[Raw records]
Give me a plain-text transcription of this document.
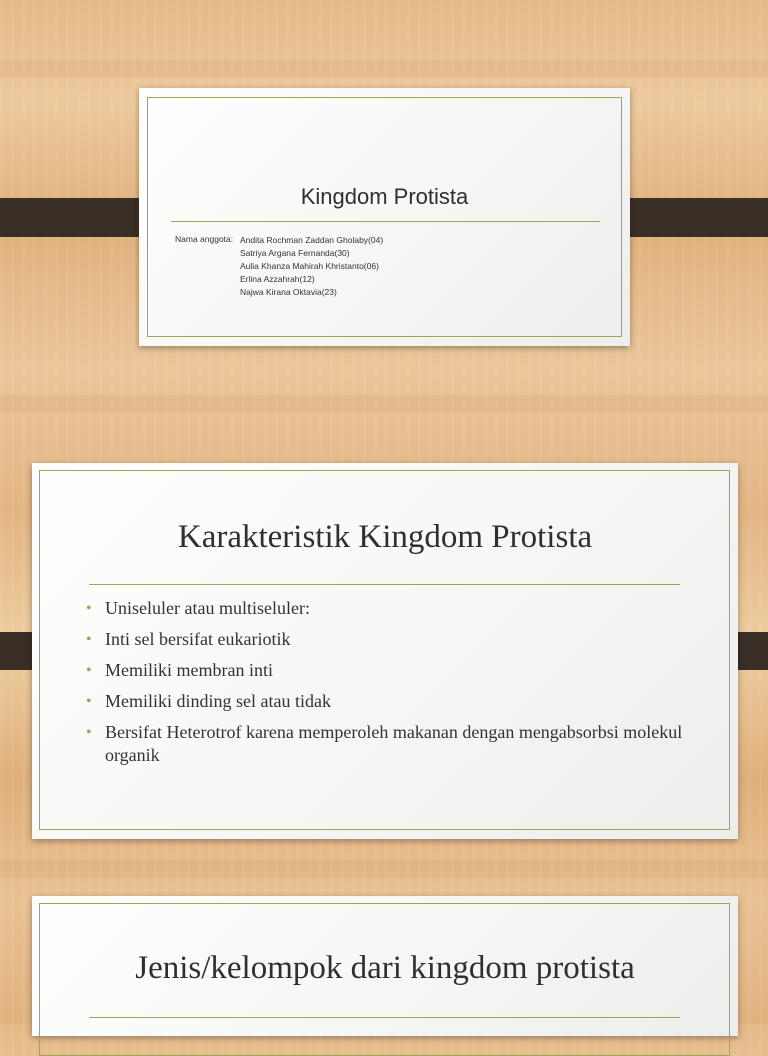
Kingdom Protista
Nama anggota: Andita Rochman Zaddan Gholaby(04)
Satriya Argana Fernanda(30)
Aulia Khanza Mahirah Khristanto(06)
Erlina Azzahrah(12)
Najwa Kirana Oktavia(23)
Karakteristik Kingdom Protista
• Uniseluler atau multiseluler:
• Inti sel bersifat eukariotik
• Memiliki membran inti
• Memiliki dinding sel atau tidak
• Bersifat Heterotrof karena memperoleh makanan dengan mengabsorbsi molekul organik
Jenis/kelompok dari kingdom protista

Work to do> Return, from the data, each line that has the word "Memiliki" in it.

Full output>
• Memiliki membran inti
• Memiliki dinding sel atau tidak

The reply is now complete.